Task details
Leave out the pictures and copy the remaining records exactly.

Supplied information
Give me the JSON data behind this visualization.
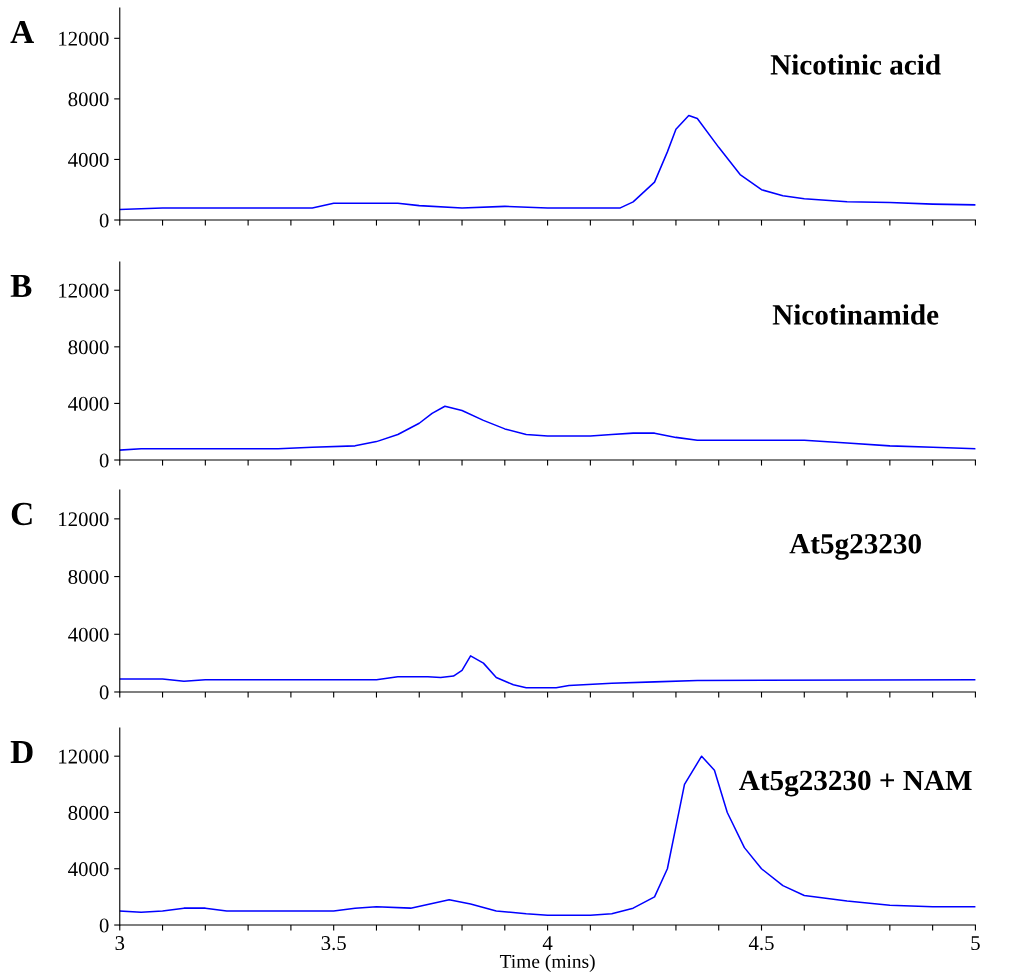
{
  "chart_data": [
    {
      "type": "line",
      "annotations": [
        "A",
        "Nicotinic acid"
      ],
      "tick_labels": "y",
      "xlim": [
        3,
        5
      ],
      "ylim": [
        0,
        14000
      ],
      "yticks": [
        0,
        4000,
        8000,
        12000
      ],
      "xticks": [
        3,
        {
          "value": 3.1,
          "label": null
        },
        {
          "value": 3.2,
          "label": null
        },
        {
          "value": 3.3,
          "label": null
        },
        {
          "value": 3.4,
          "label": null
        },
        3.5,
        {
          "value": 3.6,
          "label": null
        },
        {
          "value": 3.7,
          "label": null
        },
        {
          "value": 3.8,
          "label": null
        },
        {
          "value": 3.9,
          "label": null
        },
        4,
        {
          "value": 4.1,
          "label": null
        },
        {
          "value": 4.2,
          "label": null
        },
        {
          "value": 4.3,
          "label": null
        },
        {
          "value": 4.4,
          "label": null
        },
        4.5,
        {
          "value": 4.6,
          "label": null
        },
        {
          "value": 4.7,
          "label": null
        },
        {
          "value": 4.8,
          "label": null
        },
        {
          "value": 4.9,
          "label": null
        },
        5
      ],
      "series": [
        {
          "color": "#0000ff",
          "x": [
            3,
            3.1,
            3.45,
            3.5,
            3.65,
            3.7,
            3.8,
            3.9,
            4.0,
            4.17,
            4.2,
            4.25,
            4.28,
            4.3,
            4.33,
            4.35,
            4.4,
            4.45,
            4.5,
            4.55,
            4.6,
            4.7,
            4.8,
            4.9,
            5
          ],
          "values": [
            700,
            800,
            800,
            1100,
            1100,
            950,
            800,
            900,
            800,
            800,
            1200,
            2500,
            4500,
            6000,
            6900,
            6700,
            4800,
            3000,
            2000,
            1600,
            1400,
            1200,
            1150,
            1050,
            1000
          ]
        }
      ]
    },
    {
      "type": "line",
      "annotations": [
        "B",
        "Nicotinamide"
      ],
      "tick_labels": "y",
      "xlim": [
        3,
        5
      ],
      "ylim": [
        0,
        14000
      ],
      "yticks": [
        0,
        4000,
        8000,
        12000
      ],
      "xticks": [
        3,
        {
          "value": 3.1,
          "label": null
        },
        {
          "value": 3.2,
          "label": null
        },
        {
          "value": 3.3,
          "label": null
        },
        {
          "value": 3.4,
          "label": null
        },
        3.5,
        {
          "value": 3.6,
          "label": null
        },
        {
          "value": 3.7,
          "label": null
        },
        {
          "value": 3.8,
          "label": null
        },
        {
          "value": 3.9,
          "label": null
        },
        4,
        {
          "value": 4.1,
          "label": null
        },
        {
          "value": 4.2,
          "label": null
        },
        {
          "value": 4.3,
          "label": null
        },
        {
          "value": 4.4,
          "label": null
        },
        4.5,
        {
          "value": 4.6,
          "label": null
        },
        {
          "value": 4.7,
          "label": null
        },
        {
          "value": 4.8,
          "label": null
        },
        {
          "value": 4.9,
          "label": null
        },
        5
      ],
      "series": [
        {
          "color": "#0000ff",
          "x": [
            3,
            3.05,
            3.37,
            3.45,
            3.55,
            3.6,
            3.65,
            3.7,
            3.73,
            3.76,
            3.8,
            3.85,
            3.9,
            3.95,
            4.0,
            4.1,
            4.15,
            4.2,
            4.25,
            4.3,
            4.35,
            4.6,
            4.7,
            4.8,
            4.9,
            5
          ],
          "values": [
            700,
            800,
            800,
            900,
            1000,
            1300,
            1800,
            2600,
            3300,
            3800,
            3500,
            2800,
            2200,
            1800,
            1700,
            1700,
            1800,
            1900,
            1900,
            1600,
            1400,
            1400,
            1200,
            1000,
            900,
            800
          ]
        }
      ]
    },
    {
      "type": "line",
      "annotations": [
        "C",
        "At5g23230"
      ],
      "tick_labels": "y",
      "xlim": [
        3,
        5
      ],
      "ylim": [
        0,
        14000
      ],
      "yticks": [
        0,
        4000,
        8000,
        12000
      ],
      "xticks": [
        3,
        {
          "value": 3.1,
          "label": null
        },
        {
          "value": 3.2,
          "label": null
        },
        {
          "value": 3.3,
          "label": null
        },
        {
          "value": 3.4,
          "label": null
        },
        3.5,
        {
          "value": 3.6,
          "label": null
        },
        {
          "value": 3.7,
          "label": null
        },
        {
          "value": 3.8,
          "label": null
        },
        {
          "value": 3.9,
          "label": null
        },
        4,
        {
          "value": 4.1,
          "label": null
        },
        {
          "value": 4.2,
          "label": null
        },
        {
          "value": 4.3,
          "label": null
        },
        {
          "value": 4.4,
          "label": null
        },
        4.5,
        {
          "value": 4.6,
          "label": null
        },
        {
          "value": 4.7,
          "label": null
        },
        {
          "value": 4.8,
          "label": null
        },
        {
          "value": 4.9,
          "label": null
        },
        5
      ],
      "series": [
        {
          "color": "#0000ff",
          "x": [
            3,
            3.1,
            3.15,
            3.2,
            3.6,
            3.65,
            3.72,
            3.75,
            3.78,
            3.8,
            3.82,
            3.85,
            3.88,
            3.92,
            3.95,
            4.02,
            4.05,
            4.15,
            4.25,
            4.35,
            5
          ],
          "values": [
            900,
            900,
            750,
            850,
            850,
            1050,
            1050,
            1000,
            1100,
            1500,
            2500,
            2000,
            1000,
            500,
            300,
            300,
            450,
            600,
            700,
            800,
            850
          ]
        }
      ]
    },
    {
      "type": "line",
      "annotations": [
        "D",
        "At5g23230 + NAM"
      ],
      "xlabel": "Time (mins)",
      "xlim": [
        3,
        5
      ],
      "ylim": [
        0,
        14000
      ],
      "yticks": [
        0,
        4000,
        8000,
        12000
      ],
      "xticks": [
        3,
        {
          "value": 3.1,
          "label": null
        },
        {
          "value": 3.2,
          "label": null
        },
        {
          "value": 3.3,
          "label": null
        },
        {
          "value": 3.4,
          "label": null
        },
        3.5,
        {
          "value": 3.6,
          "label": null
        },
        {
          "value": 3.7,
          "label": null
        },
        {
          "value": 3.8,
          "label": null
        },
        {
          "value": 3.9,
          "label": null
        },
        4,
        {
          "value": 4.1,
          "label": null
        },
        {
          "value": 4.2,
          "label": null
        },
        {
          "value": 4.3,
          "label": null
        },
        {
          "value": 4.4,
          "label": null
        },
        4.5,
        {
          "value": 4.6,
          "label": null
        },
        {
          "value": 4.7,
          "label": null
        },
        {
          "value": 4.8,
          "label": null
        },
        {
          "value": 4.9,
          "label": null
        },
        5
      ],
      "series": [
        {
          "color": "#0000ff",
          "x": [
            3,
            3.05,
            3.1,
            3.15,
            3.2,
            3.25,
            3.5,
            3.55,
            3.6,
            3.68,
            3.77,
            3.82,
            3.88,
            3.95,
            4.0,
            4.1,
            4.15,
            4.2,
            4.25,
            4.28,
            4.3,
            4.32,
            4.36,
            4.39,
            4.42,
            4.46,
            4.5,
            4.55,
            4.6,
            4.7,
            4.8,
            4.9,
            5
          ],
          "values": [
            1000,
            900,
            1000,
            1200,
            1200,
            1000,
            1000,
            1200,
            1300,
            1200,
            1800,
            1500,
            1000,
            800,
            700,
            700,
            800,
            1200,
            2000,
            4000,
            7000,
            10000,
            12000,
            11000,
            8000,
            5500,
            4000,
            2800,
            2100,
            1700,
            1400,
            1300,
            1300
          ]
        }
      ]
    }
  ]
}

Finished answer
Give me the JSON data behind this visualization.
{
  "chart_data": [
    {
      "type": "line",
      "annotations": [
        "A",
        "Nicotinic acid"
      ],
      "tick_labels": "y",
      "xlim": [
        3,
        5
      ],
      "ylim": [
        0,
        14000
      ],
      "yticks": [
        0,
        4000,
        8000,
        12000
      ],
      "xticks": [
        3,
        {
          "value": 3.1,
          "label": null
        },
        {
          "value": 3.2,
          "label": null
        },
        {
          "value": 3.3,
          "label": null
        },
        {
          "value": 3.4,
          "label": null
        },
        3.5,
        {
          "value": 3.6,
          "label": null
        },
        {
          "value": 3.7,
          "label": null
        },
        {
          "value": 3.8,
          "label": null
        },
        {
          "value": 3.9,
          "label": null
        },
        4,
        {
          "value": 4.1,
          "label": null
        },
        {
          "value": 4.2,
          "label": null
        },
        {
          "value": 4.3,
          "label": null
        },
        {
          "value": 4.4,
          "label": null
        },
        4.5,
        {
          "value": 4.6,
          "label": null
        },
        {
          "value": 4.7,
          "label": null
        },
        {
          "value": 4.8,
          "label": null
        },
        {
          "value": 4.9,
          "label": null
        },
        5
      ],
      "series": [
        {
          "color": "#0000ff",
          "x": [
            3,
            3.1,
            3.45,
            3.5,
            3.65,
            3.7,
            3.8,
            3.9,
            4.0,
            4.17,
            4.2,
            4.25,
            4.28,
            4.3,
            4.33,
            4.35,
            4.4,
            4.45,
            4.5,
            4.55,
            4.6,
            4.7,
            4.8,
            4.9,
            5
          ],
          "values": [
            700,
            800,
            800,
            1100,
            1100,
            950,
            800,
            900,
            800,
            800,
            1200,
            2500,
            4500,
            6000,
            6900,
            6700,
            4800,
            3000,
            2000,
            1600,
            1400,
            1200,
            1150,
            1050,
            1000
          ]
        }
      ]
    },
    {
      "type": "line",
      "annotations": [
        "B",
        "Nicotinamide"
      ],
      "tick_labels": "y",
      "xlim": [
        3,
        5
      ],
      "ylim": [
        0,
        14000
      ],
      "yticks": [
        0,
        4000,
        8000,
        12000
      ],
      "xticks": [
        3,
        {
          "value": 3.1,
          "label": null
        },
        {
          "value": 3.2,
          "label": null
        },
        {
          "value": 3.3,
          "label": null
        },
        {
          "value": 3.4,
          "label": null
        },
        3.5,
        {
          "value": 3.6,
          "label": null
        },
        {
          "value": 3.7,
          "label": null
        },
        {
          "value": 3.8,
          "label": null
        },
        {
          "value": 3.9,
          "label": null
        },
        4,
        {
          "value": 4.1,
          "label": null
        },
        {
          "value": 4.2,
          "label": null
        },
        {
          "value": 4.3,
          "label": null
        },
        {
          "value": 4.4,
          "label": null
        },
        4.5,
        {
          "value": 4.6,
          "label": null
        },
        {
          "value": 4.7,
          "label": null
        },
        {
          "value": 4.8,
          "label": null
        },
        {
          "value": 4.9,
          "label": null
        },
        5
      ],
      "series": [
        {
          "color": "#0000ff",
          "x": [
            3,
            3.05,
            3.37,
            3.45,
            3.55,
            3.6,
            3.65,
            3.7,
            3.73,
            3.76,
            3.8,
            3.85,
            3.9,
            3.95,
            4.0,
            4.1,
            4.15,
            4.2,
            4.25,
            4.3,
            4.35,
            4.6,
            4.7,
            4.8,
            4.9,
            5
          ],
          "values": [
            700,
            800,
            800,
            900,
            1000,
            1300,
            1800,
            2600,
            3300,
            3800,
            3500,
            2800,
            2200,
            1800,
            1700,
            1700,
            1800,
            1900,
            1900,
            1600,
            1400,
            1400,
            1200,
            1000,
            900,
            800
          ]
        }
      ]
    },
    {
      "type": "line",
      "annotations": [
        "C",
        "At5g23230"
      ],
      "tick_labels": "y",
      "xlim": [
        3,
        5
      ],
      "ylim": [
        0,
        14000
      ],
      "yticks": [
        0,
        4000,
        8000,
        12000
      ],
      "xticks": [
        3,
        {
          "value": 3.1,
          "label": null
        },
        {
          "value": 3.2,
          "label": null
        },
        {
          "value": 3.3,
          "label": null
        },
        {
          "value": 3.4,
          "label": null
        },
        3.5,
        {
          "value": 3.6,
          "label": null
        },
        {
          "value": 3.7,
          "label": null
        },
        {
          "value": 3.8,
          "label": null
        },
        {
          "value": 3.9,
          "label": null
        },
        4,
        {
          "value": 4.1,
          "label": null
        },
        {
          "value": 4.2,
          "label": null
        },
        {
          "value": 4.3,
          "label": null
        },
        {
          "value": 4.4,
          "label": null
        },
        4.5,
        {
          "value": 4.6,
          "label": null
        },
        {
          "value": 4.7,
          "label": null
        },
        {
          "value": 4.8,
          "label": null
        },
        {
          "value": 4.9,
          "label": null
        },
        5
      ],
      "series": [
        {
          "color": "#0000ff",
          "x": [
            3,
            3.1,
            3.15,
            3.2,
            3.6,
            3.65,
            3.72,
            3.75,
            3.78,
            3.8,
            3.82,
            3.85,
            3.88,
            3.92,
            3.95,
            4.02,
            4.05,
            4.15,
            4.25,
            4.35,
            5
          ],
          "values": [
            900,
            900,
            750,
            850,
            850,
            1050,
            1050,
            1000,
            1100,
            1500,
            2500,
            2000,
            1000,
            500,
            300,
            300,
            450,
            600,
            700,
            800,
            850
          ]
        }
      ]
    },
    {
      "type": "line",
      "annotations": [
        "D",
        "At5g23230 + NAM"
      ],
      "xlabel": "Time (mins)",
      "xlim": [
        3,
        5
      ],
      "ylim": [
        0,
        14000
      ],
      "yticks": [
        0,
        4000,
        8000,
        12000
      ],
      "xticks": [
        3,
        {
          "value": 3.1,
          "label": null
        },
        {
          "value": 3.2,
          "label": null
        },
        {
          "value": 3.3,
          "label": null
        },
        {
          "value": 3.4,
          "label": null
        },
        3.5,
        {
          "value": 3.6,
          "label": null
        },
        {
          "value": 3.7,
          "label": null
        },
        {
          "value": 3.8,
          "label": null
        },
        {
          "value": 3.9,
          "label": null
        },
        4,
        {
          "value": 4.1,
          "label": null
        },
        {
          "value": 4.2,
          "label": null
        },
        {
          "value": 4.3,
          "label": null
        },
        {
          "value": 4.4,
          "label": null
        },
        4.5,
        {
          "value": 4.6,
          "label": null
        },
        {
          "value": 4.7,
          "label": null
        },
        {
          "value": 4.8,
          "label": null
        },
        {
          "value": 4.9,
          "label": null
        },
        5
      ],
      "series": [
        {
          "color": "#0000ff",
          "x": [
            3,
            3.05,
            3.1,
            3.15,
            3.2,
            3.25,
            3.5,
            3.55,
            3.6,
            3.68,
            3.77,
            3.82,
            3.88,
            3.95,
            4.0,
            4.1,
            4.15,
            4.2,
            4.25,
            4.28,
            4.3,
            4.32,
            4.36,
            4.39,
            4.42,
            4.46,
            4.5,
            4.55,
            4.6,
            4.7,
            4.8,
            4.9,
            5
          ],
          "values": [
            1000,
            900,
            1000,
            1200,
            1200,
            1000,
            1000,
            1200,
            1300,
            1200,
            1800,
            1500,
            1000,
            800,
            700,
            700,
            800,
            1200,
            2000,
            4000,
            7000,
            10000,
            12000,
            11000,
            8000,
            5500,
            4000,
            2800,
            2100,
            1700,
            1400,
            1300,
            1300
          ]
        }
      ]
    }
  ]
}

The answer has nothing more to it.